# Information given:
** Begin **
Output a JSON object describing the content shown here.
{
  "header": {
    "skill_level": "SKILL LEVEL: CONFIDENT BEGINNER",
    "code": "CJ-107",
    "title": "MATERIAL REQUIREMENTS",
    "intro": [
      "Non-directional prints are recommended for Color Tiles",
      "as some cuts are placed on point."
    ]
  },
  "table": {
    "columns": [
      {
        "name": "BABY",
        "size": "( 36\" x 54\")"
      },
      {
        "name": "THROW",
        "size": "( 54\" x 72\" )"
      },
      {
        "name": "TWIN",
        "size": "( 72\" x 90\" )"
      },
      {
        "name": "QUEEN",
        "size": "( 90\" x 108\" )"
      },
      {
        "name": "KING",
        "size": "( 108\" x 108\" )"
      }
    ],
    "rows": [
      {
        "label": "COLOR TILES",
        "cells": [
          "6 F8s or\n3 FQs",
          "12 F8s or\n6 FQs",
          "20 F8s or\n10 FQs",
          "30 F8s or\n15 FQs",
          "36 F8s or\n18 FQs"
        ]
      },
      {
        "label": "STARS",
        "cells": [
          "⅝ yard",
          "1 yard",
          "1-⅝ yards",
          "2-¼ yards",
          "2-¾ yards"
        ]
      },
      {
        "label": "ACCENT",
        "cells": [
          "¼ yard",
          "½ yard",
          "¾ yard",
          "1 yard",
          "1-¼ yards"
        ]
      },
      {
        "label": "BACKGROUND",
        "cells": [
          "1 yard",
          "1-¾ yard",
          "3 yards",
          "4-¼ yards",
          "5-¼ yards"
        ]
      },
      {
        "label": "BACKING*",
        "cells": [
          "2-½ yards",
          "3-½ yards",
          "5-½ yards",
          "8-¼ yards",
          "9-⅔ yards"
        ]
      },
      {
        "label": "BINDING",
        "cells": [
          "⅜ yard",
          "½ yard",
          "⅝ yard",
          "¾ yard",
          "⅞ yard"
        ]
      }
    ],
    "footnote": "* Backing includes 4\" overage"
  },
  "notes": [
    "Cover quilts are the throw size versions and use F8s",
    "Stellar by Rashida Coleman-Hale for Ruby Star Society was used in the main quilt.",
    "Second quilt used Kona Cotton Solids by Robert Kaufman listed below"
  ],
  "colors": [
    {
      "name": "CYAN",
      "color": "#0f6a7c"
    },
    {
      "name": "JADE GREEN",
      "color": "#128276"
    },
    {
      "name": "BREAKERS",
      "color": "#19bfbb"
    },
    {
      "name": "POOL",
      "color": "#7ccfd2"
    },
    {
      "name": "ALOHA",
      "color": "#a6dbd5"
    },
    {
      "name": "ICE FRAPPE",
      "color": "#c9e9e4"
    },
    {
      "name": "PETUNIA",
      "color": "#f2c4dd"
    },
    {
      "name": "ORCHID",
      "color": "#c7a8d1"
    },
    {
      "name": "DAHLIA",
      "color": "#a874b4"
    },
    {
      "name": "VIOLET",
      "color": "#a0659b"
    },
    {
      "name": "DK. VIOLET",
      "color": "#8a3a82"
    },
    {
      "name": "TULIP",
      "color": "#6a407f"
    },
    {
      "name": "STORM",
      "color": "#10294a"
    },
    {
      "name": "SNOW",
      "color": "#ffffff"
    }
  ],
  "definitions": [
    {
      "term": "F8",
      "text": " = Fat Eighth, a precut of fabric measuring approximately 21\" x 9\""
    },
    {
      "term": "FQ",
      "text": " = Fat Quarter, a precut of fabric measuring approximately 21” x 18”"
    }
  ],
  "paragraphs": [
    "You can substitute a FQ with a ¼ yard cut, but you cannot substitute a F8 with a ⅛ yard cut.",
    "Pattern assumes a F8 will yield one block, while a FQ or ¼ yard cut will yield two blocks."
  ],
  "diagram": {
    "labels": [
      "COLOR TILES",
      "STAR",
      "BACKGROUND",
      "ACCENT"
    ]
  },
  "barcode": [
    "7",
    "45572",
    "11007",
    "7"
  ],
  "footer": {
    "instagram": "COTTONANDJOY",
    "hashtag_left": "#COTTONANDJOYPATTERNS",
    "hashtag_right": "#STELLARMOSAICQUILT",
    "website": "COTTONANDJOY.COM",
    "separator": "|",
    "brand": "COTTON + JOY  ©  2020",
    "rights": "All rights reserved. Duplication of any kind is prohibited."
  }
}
** End **
** Begin **
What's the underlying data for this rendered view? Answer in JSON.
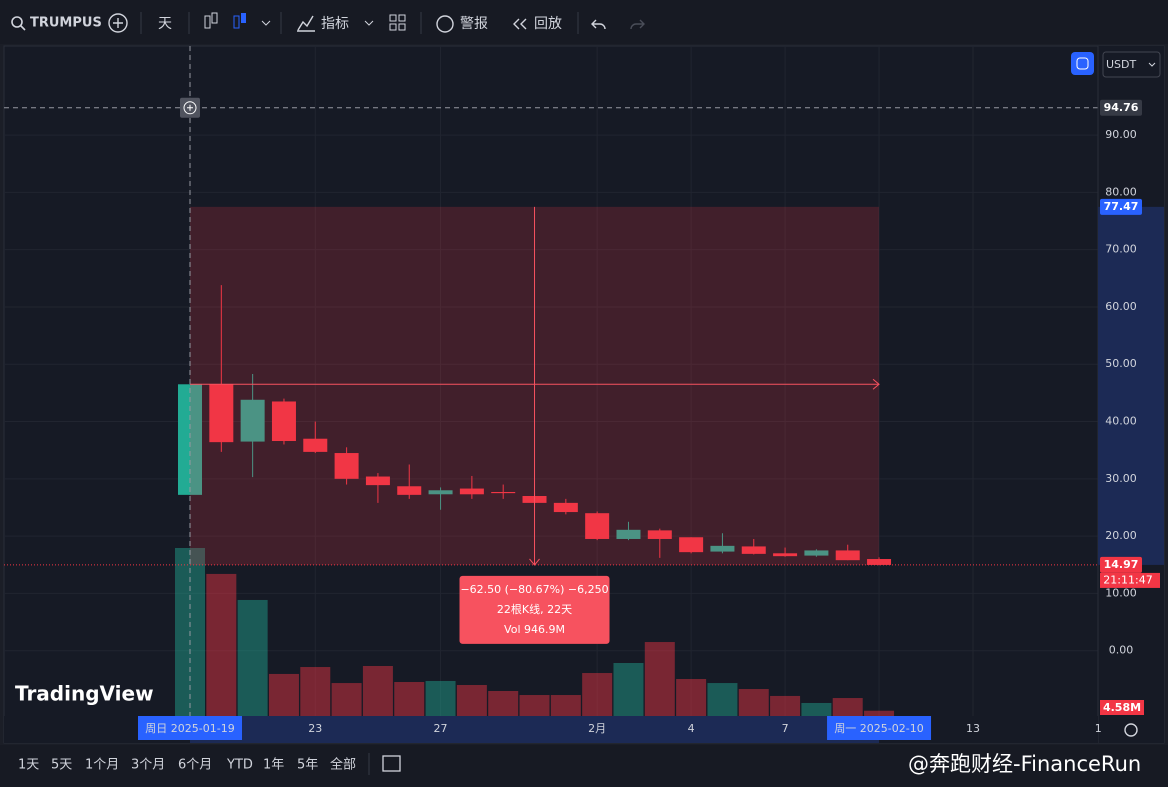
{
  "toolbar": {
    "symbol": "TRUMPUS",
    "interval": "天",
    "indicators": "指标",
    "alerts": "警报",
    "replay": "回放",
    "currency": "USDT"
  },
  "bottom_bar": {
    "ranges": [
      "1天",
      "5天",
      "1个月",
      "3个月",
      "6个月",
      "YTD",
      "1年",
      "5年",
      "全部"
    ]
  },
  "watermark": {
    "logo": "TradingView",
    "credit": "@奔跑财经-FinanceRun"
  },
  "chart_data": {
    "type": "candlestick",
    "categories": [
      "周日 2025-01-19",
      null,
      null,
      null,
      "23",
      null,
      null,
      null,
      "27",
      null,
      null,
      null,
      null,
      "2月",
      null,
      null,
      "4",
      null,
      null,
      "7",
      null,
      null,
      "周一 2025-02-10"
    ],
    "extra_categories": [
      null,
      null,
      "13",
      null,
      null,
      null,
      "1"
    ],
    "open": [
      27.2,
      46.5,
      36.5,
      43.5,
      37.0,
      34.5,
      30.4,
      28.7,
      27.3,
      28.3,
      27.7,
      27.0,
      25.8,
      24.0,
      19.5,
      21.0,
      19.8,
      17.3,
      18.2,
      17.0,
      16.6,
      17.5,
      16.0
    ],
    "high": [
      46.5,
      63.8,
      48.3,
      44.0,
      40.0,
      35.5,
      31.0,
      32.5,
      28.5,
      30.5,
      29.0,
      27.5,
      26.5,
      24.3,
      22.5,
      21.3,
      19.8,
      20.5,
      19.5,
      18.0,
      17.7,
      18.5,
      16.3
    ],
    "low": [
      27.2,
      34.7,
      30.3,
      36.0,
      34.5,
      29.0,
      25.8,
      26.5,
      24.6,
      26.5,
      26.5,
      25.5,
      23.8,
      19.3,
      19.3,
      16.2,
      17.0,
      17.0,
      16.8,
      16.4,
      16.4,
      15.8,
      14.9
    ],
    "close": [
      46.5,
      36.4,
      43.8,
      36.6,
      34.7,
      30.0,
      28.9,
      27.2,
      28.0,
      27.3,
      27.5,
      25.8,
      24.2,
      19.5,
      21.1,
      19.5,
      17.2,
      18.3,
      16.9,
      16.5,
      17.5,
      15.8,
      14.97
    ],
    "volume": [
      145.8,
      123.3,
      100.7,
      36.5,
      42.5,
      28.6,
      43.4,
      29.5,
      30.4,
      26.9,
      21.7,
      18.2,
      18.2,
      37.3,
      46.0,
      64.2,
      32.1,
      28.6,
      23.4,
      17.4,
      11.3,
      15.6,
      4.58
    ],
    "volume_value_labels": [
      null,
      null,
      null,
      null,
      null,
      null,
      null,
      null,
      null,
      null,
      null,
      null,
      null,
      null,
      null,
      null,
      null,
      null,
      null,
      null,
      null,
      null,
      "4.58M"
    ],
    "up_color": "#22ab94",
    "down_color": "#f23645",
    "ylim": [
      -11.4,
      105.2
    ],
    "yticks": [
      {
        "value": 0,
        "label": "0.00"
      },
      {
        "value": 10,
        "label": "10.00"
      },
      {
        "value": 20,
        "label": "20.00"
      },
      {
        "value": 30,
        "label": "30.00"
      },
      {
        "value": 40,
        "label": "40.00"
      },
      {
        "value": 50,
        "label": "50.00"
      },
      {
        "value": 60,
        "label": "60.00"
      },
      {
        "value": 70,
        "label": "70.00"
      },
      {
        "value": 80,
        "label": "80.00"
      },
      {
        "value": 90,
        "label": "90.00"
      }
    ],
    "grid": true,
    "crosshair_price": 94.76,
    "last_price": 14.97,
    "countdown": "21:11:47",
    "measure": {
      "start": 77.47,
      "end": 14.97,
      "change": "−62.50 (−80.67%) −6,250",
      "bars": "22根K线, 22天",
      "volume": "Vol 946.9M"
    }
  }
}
** End **
** Begin **
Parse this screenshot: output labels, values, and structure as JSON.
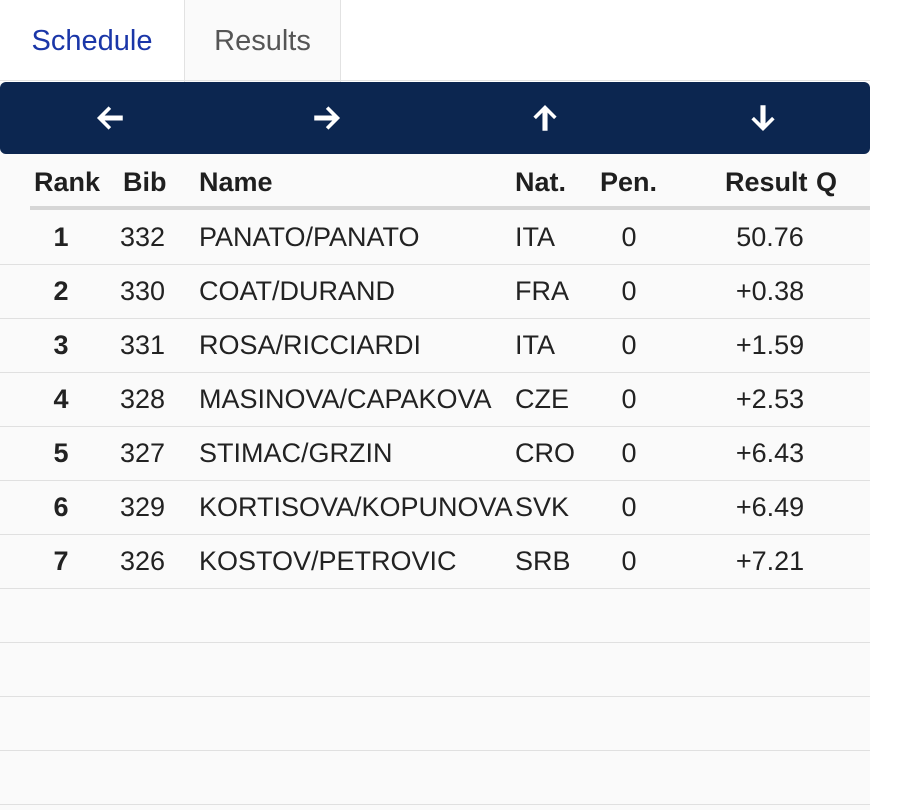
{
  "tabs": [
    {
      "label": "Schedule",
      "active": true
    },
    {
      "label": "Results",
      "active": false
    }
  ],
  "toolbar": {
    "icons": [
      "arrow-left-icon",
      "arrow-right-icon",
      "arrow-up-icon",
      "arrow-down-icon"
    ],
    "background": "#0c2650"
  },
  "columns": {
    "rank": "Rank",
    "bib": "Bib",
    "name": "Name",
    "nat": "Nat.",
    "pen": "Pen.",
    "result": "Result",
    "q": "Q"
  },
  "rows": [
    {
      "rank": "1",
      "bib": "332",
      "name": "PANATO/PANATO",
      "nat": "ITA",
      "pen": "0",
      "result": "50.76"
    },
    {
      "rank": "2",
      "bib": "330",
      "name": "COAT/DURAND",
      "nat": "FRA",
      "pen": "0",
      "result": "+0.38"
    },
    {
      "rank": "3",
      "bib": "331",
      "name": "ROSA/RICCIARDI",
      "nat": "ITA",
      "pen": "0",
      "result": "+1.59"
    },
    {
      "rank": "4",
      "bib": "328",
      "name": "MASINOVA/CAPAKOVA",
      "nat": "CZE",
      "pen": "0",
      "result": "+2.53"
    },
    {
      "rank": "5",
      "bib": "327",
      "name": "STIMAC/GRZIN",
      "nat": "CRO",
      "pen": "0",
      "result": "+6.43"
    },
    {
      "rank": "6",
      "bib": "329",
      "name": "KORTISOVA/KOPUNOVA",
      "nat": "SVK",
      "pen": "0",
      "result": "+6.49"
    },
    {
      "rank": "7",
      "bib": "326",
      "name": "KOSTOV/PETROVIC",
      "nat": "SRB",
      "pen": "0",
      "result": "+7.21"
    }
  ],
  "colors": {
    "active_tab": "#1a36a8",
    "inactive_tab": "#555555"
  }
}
** End **
# Task details:
Where a line in the entries holds the word "size", copy that line.

# Problem solution:
        "size": "( 36\" x 54\")"
        "size": "( 54\" x 72\" )"
        "size": "( 72\" x 90\" )"
        "size": "( 90\" x 108\" )"
        "size": "( 108\" x 108\" )"
    "Cover quilts are the throw size versions and use F8s",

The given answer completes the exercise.